Given passage.
[Date Prev][Date Next][Thread Prev][Thread Next][Date Index][Thread Index]
Re: multifd/tcp/zlib intermittent abort (was: Re: [PULL 00/18] migration
From: |
Dr. David Alan Gilbert |
Subject: |
Re: multifd/tcp/zlib intermittent abort (was: Re: [PULL 00/18] migration queue) |
Date: |
Tue, 15 Mar 2022 16:14:52 +0000 |
User-agent: |
Mutt/2.1.5 (2021-12-30) |
* Peter Maydell (peter.maydell@linaro.org) wrote:
> On Tue, 15 Mar 2022 at 14:39, Peter Maydell <peter.maydell@linaro.org> wrote:
> >
> > On Mon, 14 Mar 2022 at 19:44, Peter Maydell <peter.maydell@linaro.org>
> > wrote:
> > > On Mon, 14 Mar 2022 at 18:58, Peter Maydell <peter.maydell@linaro.org>
> > > wrote:
> > > > I just hit the abort case, narrowing it down to the
> > > > /i386/migration/multifd/tcp/zlib case, which can hit this without
> > > > any other tests being run:
> > >
> > > > This test seems to fail fairly frequently. I'll try a bisect...
> > >
> > > On this s390 machine, this test has been intermittent since
> > > it was first added in commit 7ec2c2b3c1 ("multifd: Add zlib compression
> > > multifd support") in 2019.
> >
> > I have tried (on current master) runs of various of the other
> > migration tests, and:
> > * /i386/migration/multifd/tcp/zstd completed 1170 iterations without
> > failing
> > * /i386/migration/precopy/tcp completed 4669 iterations without
> > failing
> > * /i386/migration/multifd/tcp/zlib fails usually within the first
> > 10 iterations (the most I ever saw it manage was 32)
> >
> > So whatever this is, it seems like it might be specific to the
> > zlib code somehow ?
>
> Maybe we're running into this bug
> https://bugs.launchpad.net/ubuntu/+source/zlib/+bug/1961427
> ("zlib: compressBound() returns an incorrect result on z15") ?

Extracted information.
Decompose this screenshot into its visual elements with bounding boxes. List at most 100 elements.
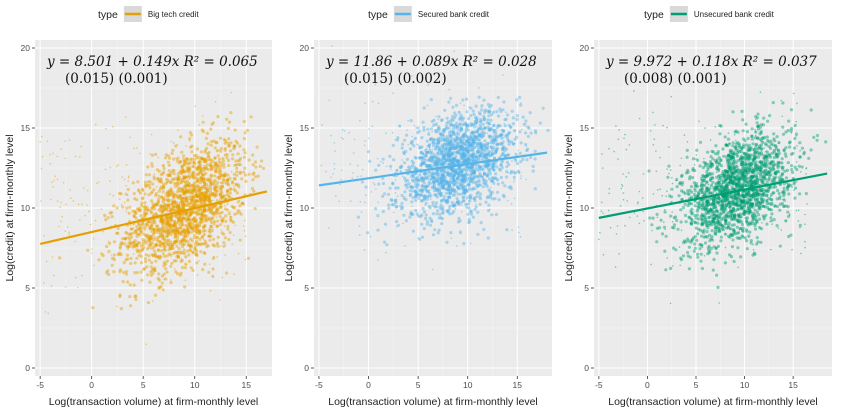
data-point	[490, 113, 494, 117]
data-point	[154, 203, 158, 207]
data-point	[186, 167, 190, 171]
data-point	[441, 179, 445, 183]
data-point	[420, 161, 425, 165]
data-point	[227, 120, 232, 124]
data-point	[722, 154, 726, 158]
data-point	[192, 176, 196, 180]
data-point	[237, 162, 241, 167]
data-point	[491, 197, 495, 201]
data-point	[741, 178, 746, 182]
data-point	[251, 172, 255, 176]
data-point	[470, 171, 474, 175]
data-point	[432, 176, 437, 180]
data-point	[436, 141, 440, 145]
data-point	[718, 132, 722, 136]
data-point	[186, 249, 190, 253]
data-point	[202, 158, 206, 162]
data-point	[189, 266, 193, 270]
data-point	[233, 144, 237, 148]
data-point	[191, 195, 195, 199]
data-point	[411, 185, 415, 189]
data-point	[757, 166, 761, 170]
data-point	[227, 144, 231, 148]
data-point	[461, 135, 465, 139]
data-point	[133, 261, 137, 265]
data-point	[464, 161, 467, 164]
data-point	[204, 157, 208, 161]
data-point	[435, 179, 439, 183]
data-point	[201, 166, 206, 170]
data-point	[202, 209, 206, 214]
data-point	[434, 205, 438, 209]
data-point	[150, 252, 154, 257]
data-point	[351, 177, 354, 179]
data-point	[472, 176, 476, 180]
data-point	[126, 235, 130, 240]
data-point	[393, 199, 397, 203]
data-point	[672, 226, 676, 230]
data-point	[435, 157, 439, 161]
data-point	[708, 223, 712, 227]
data-point	[192, 229, 197, 233]
data-point	[739, 215, 743, 219]
data-point	[490, 139, 494, 143]
data-point	[732, 176, 736, 180]
data-point	[442, 138, 447, 142]
data-point	[110, 254, 113, 256]
data-point	[489, 154, 493, 158]
data-point	[455, 159, 459, 163]
data-point	[206, 244, 210, 248]
data-point	[195, 156, 199, 160]
data-point	[182, 252, 187, 256]
data-point	[180, 171, 184, 175]
data-point	[739, 207, 744, 211]
data-point	[506, 133, 510, 137]
data-point	[457, 176, 459, 178]
data-point	[771, 185, 775, 189]
data-point	[510, 169, 514, 174]
data-point	[460, 128, 464, 132]
data-point	[479, 141, 483, 145]
data-point	[442, 185, 446, 189]
data-point	[178, 218, 182, 223]
data-point	[199, 200, 203, 204]
data-point	[450, 158, 454, 162]
data-point	[708, 233, 712, 237]
data-point	[218, 205, 222, 209]
data-point	[222, 178, 226, 183]
data-point	[155, 238, 159, 242]
data-point	[191, 251, 195, 255]
data-point	[751, 253, 755, 257]
data-point	[209, 207, 213, 212]
data-point	[390, 198, 394, 203]
data-point	[722, 187, 726, 191]
data-point	[664, 268, 668, 272]
data-point	[765, 143, 769, 147]
data-point	[213, 156, 217, 160]
data-point	[724, 195, 728, 199]
data-point	[716, 196, 721, 200]
data-point	[409, 119, 413, 123]
data-point	[470, 130, 474, 135]
data-point	[231, 220, 235, 224]
data-point	[475, 130, 479, 134]
data-point	[383, 222, 388, 226]
data-point	[419, 188, 423, 192]
data-point	[486, 195, 490, 199]
data-point	[136, 221, 141, 225]
data-point	[492, 139, 495, 141]
data-point	[715, 209, 719, 213]
data-point	[187, 174, 191, 178]
data-point	[225, 189, 230, 193]
data-point	[789, 233, 793, 237]
data-point	[199, 200, 203, 204]
data-point	[229, 141, 233, 145]
data-point	[228, 187, 232, 191]
data-point	[492, 162, 496, 167]
data-point	[771, 163, 776, 167]
data-point	[434, 159, 438, 163]
data-point	[404, 179, 408, 183]
data-point	[411, 229, 415, 233]
data-point	[764, 189, 769, 193]
data-point	[220, 218, 224, 222]
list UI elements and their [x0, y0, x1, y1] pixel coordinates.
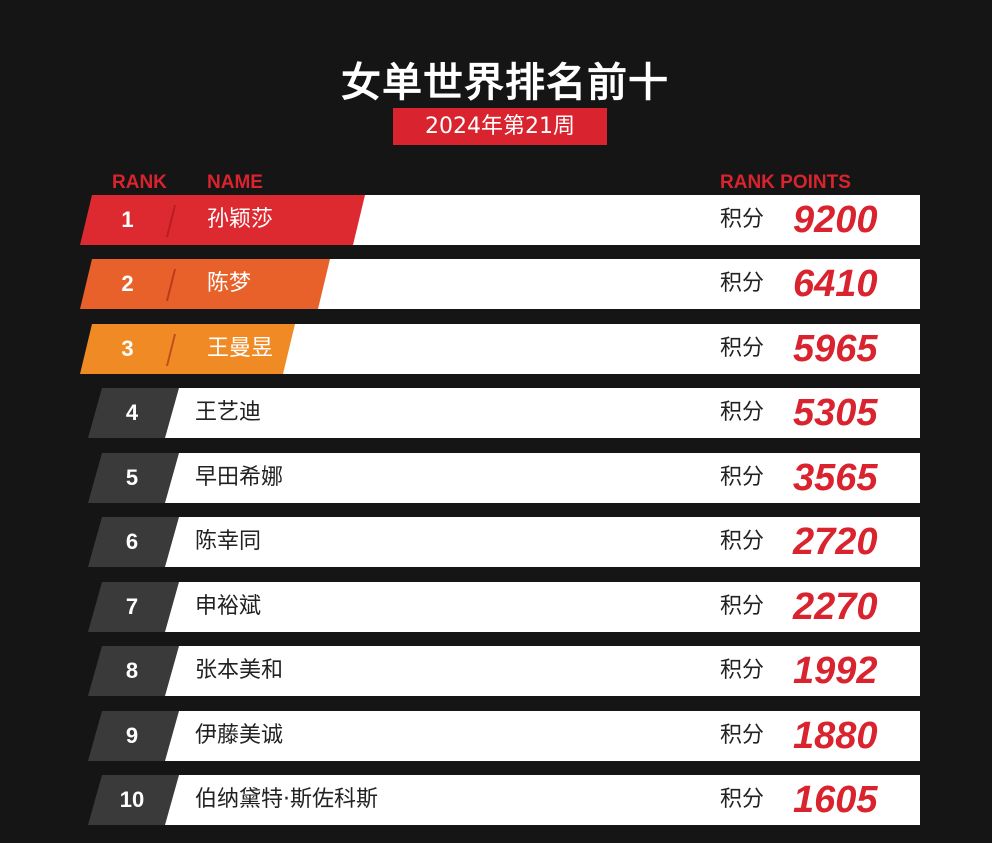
rank-tag [80, 259, 330, 309]
ranking-row: 10 伯纳黛特·斯佐科斯 积分 1605 [80, 775, 920, 825]
player-name: 申裕斌 [195, 594, 262, 619]
points-label: 积分 [720, 465, 765, 490]
row-background [165, 517, 920, 567]
row-background [165, 711, 920, 761]
points-value: 1605 [793, 779, 878, 821]
rank-number: 9 [125, 723, 139, 748]
points-value: 3565 [793, 457, 878, 499]
points-label: 积分 [720, 723, 765, 748]
rank-number: 1 [121, 207, 134, 232]
points-value: 6410 [793, 263, 878, 305]
rank-number: 2 [121, 271, 134, 296]
ranking-row: 3 王曼昱 积分 5965 [80, 324, 920, 374]
player-name: 伊藤美诚 [195, 723, 284, 748]
player-name: 孙颖莎 [207, 207, 274, 232]
rank-number: 3 [121, 336, 134, 361]
points-value: 5965 [793, 328, 878, 370]
page-title: 女单世界排名前十 [341, 60, 669, 106]
points-label: 积分 [720, 594, 765, 619]
ranking-row: 1 孙颖莎 积分 9200 [80, 195, 920, 245]
row-background [335, 195, 920, 245]
ranking-row: 7 申裕斌 积分 2270 [80, 582, 920, 632]
player-name: 王艺迪 [195, 400, 262, 425]
player-name: 王曼昱 [207, 336, 274, 361]
row-background [265, 324, 920, 374]
points-label: 积分 [720, 271, 765, 296]
ranking-row: 9 伊藤美诚 积分 1880 [80, 711, 920, 761]
name-header: NAME [207, 172, 263, 193]
points-value: 5305 [793, 392, 878, 434]
points-value: 9200 [793, 199, 878, 241]
rank-number: 10 [119, 787, 145, 812]
player-name: 早田希娜 [195, 465, 284, 490]
rank-number: 5 [125, 465, 139, 490]
points-label: 积分 [720, 787, 765, 812]
row-background [165, 775, 920, 825]
ranking-row: 6 陈幸同 积分 2720 [80, 517, 920, 567]
rank-tag [80, 324, 295, 374]
points-value: 1992 [793, 650, 878, 692]
rank-number: 8 [125, 658, 139, 683]
rank-tag [80, 195, 365, 245]
row-background [165, 453, 920, 503]
rank-number: 7 [125, 594, 139, 619]
player-name: 张本美和 [195, 658, 284, 683]
player-name: 伯纳黛特·斯佐科斯 [195, 787, 378, 812]
ranking-row: 2 陈梦 积分 6410 [80, 259, 920, 309]
week-badge: 2024年第21周 [393, 108, 607, 145]
rank-number: 4 [125, 400, 139, 425]
points-label: 积分 [720, 529, 765, 554]
player-name: 陈幸同 [195, 529, 262, 554]
points-value: 1880 [793, 715, 878, 757]
points-label: 积分 [720, 207, 765, 232]
ranking-row: 8 张本美和 积分 1992 [80, 646, 920, 696]
row-background [165, 646, 920, 696]
ranking-row: 4 王艺迪 积分 5305 [80, 388, 920, 438]
rank-number: 6 [125, 529, 139, 554]
row-background [165, 582, 920, 632]
points-label: 积分 [720, 658, 765, 683]
points-header: RANK POINTS [720, 172, 851, 193]
ranking-row: 5 早田希娜 积分 3565 [80, 453, 920, 503]
points-value: 2270 [793, 586, 878, 628]
player-name: 陈梦 [207, 271, 252, 296]
points-value: 2720 [793, 521, 878, 563]
points-label: 积分 [720, 400, 765, 425]
row-background [300, 259, 920, 309]
row-background [165, 388, 920, 438]
rank-header: RANK [112, 172, 167, 193]
points-label: 积分 [720, 336, 765, 361]
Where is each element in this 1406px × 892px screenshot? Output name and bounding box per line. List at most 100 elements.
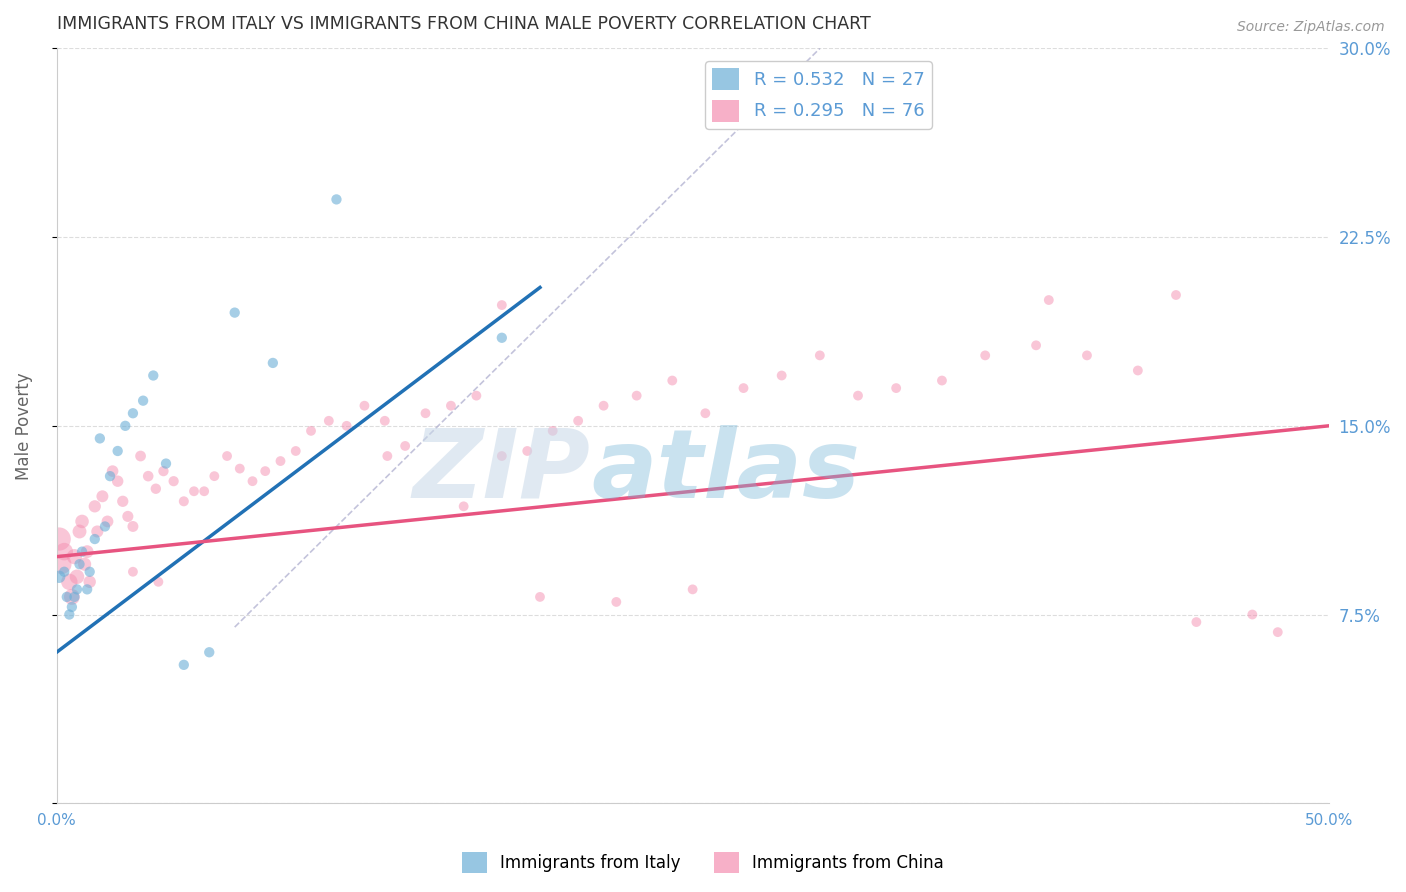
Point bbox=[173, 657, 195, 672]
Point bbox=[122, 406, 145, 420]
Point bbox=[69, 558, 91, 572]
Point bbox=[1076, 348, 1098, 362]
Point bbox=[198, 645, 221, 659]
Point bbox=[69, 524, 91, 539]
Point bbox=[626, 389, 648, 403]
Point bbox=[58, 607, 80, 622]
Point bbox=[129, 449, 152, 463]
Point bbox=[76, 544, 98, 558]
Point bbox=[695, 406, 717, 420]
Text: IMMIGRANTS FROM ITALY VS IMMIGRANTS FROM CHINA MALE POVERTY CORRELATION CHART: IMMIGRANTS FROM ITALY VS IMMIGRANTS FROM… bbox=[56, 15, 870, 33]
Point bbox=[1267, 625, 1289, 640]
Point bbox=[541, 424, 564, 438]
Point bbox=[529, 590, 551, 604]
Point bbox=[70, 544, 93, 558]
Point bbox=[193, 484, 215, 499]
Point bbox=[1025, 338, 1047, 352]
Point bbox=[79, 565, 101, 579]
Point bbox=[202, 469, 225, 483]
Point bbox=[86, 524, 108, 539]
Point bbox=[465, 389, 488, 403]
Point bbox=[122, 519, 145, 533]
Point bbox=[808, 348, 831, 362]
Point bbox=[242, 474, 264, 488]
Point bbox=[516, 444, 538, 458]
Point bbox=[224, 305, 246, 319]
Point bbox=[1164, 288, 1187, 302]
Y-axis label: Male Poverty: Male Poverty bbox=[15, 372, 32, 480]
Point bbox=[336, 418, 359, 433]
Point bbox=[254, 464, 277, 478]
Point bbox=[155, 457, 177, 471]
Point bbox=[70, 515, 93, 529]
Point bbox=[567, 414, 589, 428]
Point bbox=[89, 431, 111, 445]
Point bbox=[491, 298, 513, 312]
Point bbox=[96, 515, 118, 529]
Point bbox=[262, 356, 284, 370]
Point bbox=[53, 565, 76, 579]
Point bbox=[53, 544, 76, 558]
Point bbox=[931, 374, 953, 388]
Point bbox=[173, 494, 195, 508]
Point bbox=[91, 489, 114, 503]
Point bbox=[66, 570, 89, 584]
Point bbox=[215, 449, 238, 463]
Point bbox=[183, 484, 205, 499]
Point bbox=[79, 574, 101, 589]
Point bbox=[148, 574, 170, 589]
Point bbox=[375, 449, 398, 463]
Point bbox=[136, 469, 159, 483]
Point bbox=[83, 532, 105, 546]
Point bbox=[682, 582, 704, 597]
Point bbox=[592, 399, 614, 413]
Point bbox=[1241, 607, 1264, 622]
Point bbox=[1126, 363, 1149, 377]
Point bbox=[374, 414, 396, 428]
Text: ZIP: ZIP bbox=[413, 425, 591, 517]
Point bbox=[733, 381, 755, 395]
Point bbox=[884, 381, 907, 395]
Point bbox=[229, 461, 252, 475]
Point bbox=[58, 574, 80, 589]
Point bbox=[846, 389, 869, 403]
Point bbox=[1185, 615, 1208, 629]
Point bbox=[415, 406, 437, 420]
Point bbox=[117, 509, 139, 524]
Point bbox=[440, 399, 463, 413]
Point bbox=[162, 474, 184, 488]
Point bbox=[107, 444, 129, 458]
Point bbox=[48, 570, 70, 584]
Point bbox=[73, 558, 96, 572]
Point bbox=[974, 348, 997, 362]
Point bbox=[122, 565, 145, 579]
Point bbox=[284, 444, 307, 458]
Point bbox=[453, 500, 475, 514]
Point bbox=[325, 193, 347, 207]
Point bbox=[491, 449, 513, 463]
Legend: Immigrants from Italy, Immigrants from China: Immigrants from Italy, Immigrants from C… bbox=[456, 846, 950, 880]
Point bbox=[63, 549, 86, 564]
Point bbox=[51, 558, 73, 572]
Point bbox=[145, 482, 167, 496]
Point bbox=[770, 368, 793, 383]
Point bbox=[76, 582, 98, 597]
Text: atlas: atlas bbox=[591, 425, 860, 517]
Point bbox=[101, 464, 124, 478]
Point bbox=[107, 474, 129, 488]
Point bbox=[353, 399, 375, 413]
Point bbox=[60, 590, 83, 604]
Point bbox=[60, 599, 83, 614]
Text: Source: ZipAtlas.com: Source: ZipAtlas.com bbox=[1237, 20, 1385, 34]
Point bbox=[142, 368, 165, 383]
Point bbox=[94, 519, 117, 533]
Point bbox=[394, 439, 416, 453]
Point bbox=[661, 374, 683, 388]
Point bbox=[114, 418, 136, 433]
Point bbox=[56, 590, 79, 604]
Point bbox=[152, 464, 174, 478]
Point bbox=[132, 393, 155, 408]
Point bbox=[63, 590, 86, 604]
Legend: R = 0.532   N = 27, R = 0.295   N = 76: R = 0.532 N = 27, R = 0.295 N = 76 bbox=[704, 62, 932, 128]
Point bbox=[111, 494, 134, 508]
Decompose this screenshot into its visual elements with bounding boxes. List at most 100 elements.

Exercise set.
a) Please translate this sentence from the zlib abort thread into German: "This test seems to fail fairly frequently."
b) Extend the zlib abort thread from where it stops, writing the next reply to the compressBound() suggestion.

Expected responses.
a) Dieser Test scheint ziemlich häufig fehlzuschlagen.

b)
The initial description of compressBound being wrong doesn't
feel like it would cause that; it claims it would trigger an error
(I'm not sure how good we are at spotting that!); but then later
in the description it says:
'Mistakes in dfltcc_free_window OF and especially DEFLATE_BOUND_COMPLEN,
(incl. the bit definitions), may cause various and unforseen defects'
Certainly looks like a 'various and unforseen defect'.
Dave
> That bug report claims it doesn't affect focal, though, which
> is what we're running on this box (specifically, the zlib1g
> package is version 1:1.2.11.dfsg-2ubuntu1.2).
>
> A run with DFLTCC=0 has made it past 60 iterations so far, which
> suggests that that does serve as a workaround for the bug.
>
> thanks
> -- PMM
>
--
Dr. David Alan Gilbert / dgilbert@redhat.com / Manchester, UK
- Re: [PULL 00/18] migration queue, (continued)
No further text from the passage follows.